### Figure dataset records
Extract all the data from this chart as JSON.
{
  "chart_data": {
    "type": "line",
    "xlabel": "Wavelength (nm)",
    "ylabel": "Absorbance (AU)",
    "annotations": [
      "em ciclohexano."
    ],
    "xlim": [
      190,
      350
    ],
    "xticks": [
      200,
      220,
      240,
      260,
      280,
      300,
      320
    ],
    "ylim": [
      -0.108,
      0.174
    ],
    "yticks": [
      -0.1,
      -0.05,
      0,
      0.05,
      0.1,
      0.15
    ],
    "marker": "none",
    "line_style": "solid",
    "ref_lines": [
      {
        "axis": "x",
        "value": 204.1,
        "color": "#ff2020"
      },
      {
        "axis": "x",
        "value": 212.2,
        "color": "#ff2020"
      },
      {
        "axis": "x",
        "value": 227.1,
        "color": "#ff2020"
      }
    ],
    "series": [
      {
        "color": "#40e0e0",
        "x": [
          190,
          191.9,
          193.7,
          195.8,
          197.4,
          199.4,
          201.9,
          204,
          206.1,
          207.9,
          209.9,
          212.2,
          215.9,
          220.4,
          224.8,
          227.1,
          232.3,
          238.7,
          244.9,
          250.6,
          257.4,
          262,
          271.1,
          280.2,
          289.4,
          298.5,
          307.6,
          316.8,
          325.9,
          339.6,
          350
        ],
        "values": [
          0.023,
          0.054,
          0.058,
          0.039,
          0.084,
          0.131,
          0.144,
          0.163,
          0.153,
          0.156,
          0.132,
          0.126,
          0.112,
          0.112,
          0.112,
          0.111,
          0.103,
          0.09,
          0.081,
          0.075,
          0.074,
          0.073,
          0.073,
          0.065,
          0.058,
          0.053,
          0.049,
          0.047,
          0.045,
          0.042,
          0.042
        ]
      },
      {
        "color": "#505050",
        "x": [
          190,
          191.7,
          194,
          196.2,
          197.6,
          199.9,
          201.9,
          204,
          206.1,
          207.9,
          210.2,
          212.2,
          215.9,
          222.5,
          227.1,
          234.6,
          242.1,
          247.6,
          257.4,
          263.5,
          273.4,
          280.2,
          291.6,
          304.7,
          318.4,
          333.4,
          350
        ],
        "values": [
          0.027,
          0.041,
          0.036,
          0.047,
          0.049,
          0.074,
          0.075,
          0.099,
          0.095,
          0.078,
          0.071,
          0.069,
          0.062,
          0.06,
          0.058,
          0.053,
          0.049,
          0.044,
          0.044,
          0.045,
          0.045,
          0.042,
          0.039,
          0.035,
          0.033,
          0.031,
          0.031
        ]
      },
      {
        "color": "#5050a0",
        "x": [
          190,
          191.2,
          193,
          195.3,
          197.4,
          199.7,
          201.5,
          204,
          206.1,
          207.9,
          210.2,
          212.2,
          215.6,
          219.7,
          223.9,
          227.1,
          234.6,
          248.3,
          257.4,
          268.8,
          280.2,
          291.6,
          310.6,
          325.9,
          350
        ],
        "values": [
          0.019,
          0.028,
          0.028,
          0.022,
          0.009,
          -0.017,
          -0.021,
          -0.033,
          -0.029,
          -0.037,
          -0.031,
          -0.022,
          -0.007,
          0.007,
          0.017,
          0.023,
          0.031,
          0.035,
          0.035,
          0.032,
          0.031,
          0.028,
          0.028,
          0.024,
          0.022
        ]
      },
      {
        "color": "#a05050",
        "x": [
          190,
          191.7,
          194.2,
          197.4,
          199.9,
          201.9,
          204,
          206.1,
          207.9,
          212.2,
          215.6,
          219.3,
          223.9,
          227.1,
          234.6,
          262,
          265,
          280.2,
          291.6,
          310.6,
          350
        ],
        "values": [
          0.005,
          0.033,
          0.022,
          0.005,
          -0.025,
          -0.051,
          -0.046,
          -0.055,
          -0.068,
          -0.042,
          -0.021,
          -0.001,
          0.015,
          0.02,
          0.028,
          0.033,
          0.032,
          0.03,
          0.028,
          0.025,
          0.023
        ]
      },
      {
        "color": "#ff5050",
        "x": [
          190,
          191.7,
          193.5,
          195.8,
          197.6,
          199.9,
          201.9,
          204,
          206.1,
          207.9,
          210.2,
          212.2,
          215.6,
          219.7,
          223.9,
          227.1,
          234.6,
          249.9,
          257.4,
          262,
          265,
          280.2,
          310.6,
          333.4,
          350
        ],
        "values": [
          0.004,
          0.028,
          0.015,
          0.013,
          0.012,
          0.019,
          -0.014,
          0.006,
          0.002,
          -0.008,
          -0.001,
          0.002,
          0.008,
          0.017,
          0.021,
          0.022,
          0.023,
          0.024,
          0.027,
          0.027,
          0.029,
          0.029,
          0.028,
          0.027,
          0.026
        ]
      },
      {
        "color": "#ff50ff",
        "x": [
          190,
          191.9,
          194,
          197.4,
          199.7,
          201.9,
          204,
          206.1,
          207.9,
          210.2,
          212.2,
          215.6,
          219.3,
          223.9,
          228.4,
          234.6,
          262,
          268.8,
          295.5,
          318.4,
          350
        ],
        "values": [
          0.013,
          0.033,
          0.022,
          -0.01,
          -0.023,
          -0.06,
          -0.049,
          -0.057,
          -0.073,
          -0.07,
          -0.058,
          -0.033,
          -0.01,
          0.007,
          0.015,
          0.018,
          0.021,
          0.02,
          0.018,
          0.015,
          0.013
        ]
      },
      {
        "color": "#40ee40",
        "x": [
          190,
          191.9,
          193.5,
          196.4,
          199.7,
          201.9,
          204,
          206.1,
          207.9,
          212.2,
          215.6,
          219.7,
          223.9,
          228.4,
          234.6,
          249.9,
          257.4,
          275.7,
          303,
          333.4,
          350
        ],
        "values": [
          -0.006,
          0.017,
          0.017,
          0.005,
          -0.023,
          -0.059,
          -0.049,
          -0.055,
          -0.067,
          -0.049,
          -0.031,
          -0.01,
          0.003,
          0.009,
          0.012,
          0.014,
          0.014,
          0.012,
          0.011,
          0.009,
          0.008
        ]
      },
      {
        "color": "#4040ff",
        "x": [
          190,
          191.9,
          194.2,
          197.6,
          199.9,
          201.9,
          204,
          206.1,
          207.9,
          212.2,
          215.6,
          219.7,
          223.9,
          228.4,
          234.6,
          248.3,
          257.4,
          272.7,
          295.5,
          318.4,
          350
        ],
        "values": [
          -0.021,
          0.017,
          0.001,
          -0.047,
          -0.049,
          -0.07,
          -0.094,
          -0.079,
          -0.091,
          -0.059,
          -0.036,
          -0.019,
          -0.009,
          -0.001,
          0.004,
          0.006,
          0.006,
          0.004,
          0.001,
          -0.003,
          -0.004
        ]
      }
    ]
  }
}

### Problem to solve
List every line in the records above that contains the word "color".

### Solved problem
        "color": "#ff2020"
        "color": "#ff2020"
        "color": "#ff2020"
        "color": "#40e0e0",
        "color": "#505050",
        "color": "#5050a0",
        "color": "#a05050",
        "color": "#ff5050",
        "color": "#ff50ff",
        "color": "#40ee40",
        "color": "#4040ff",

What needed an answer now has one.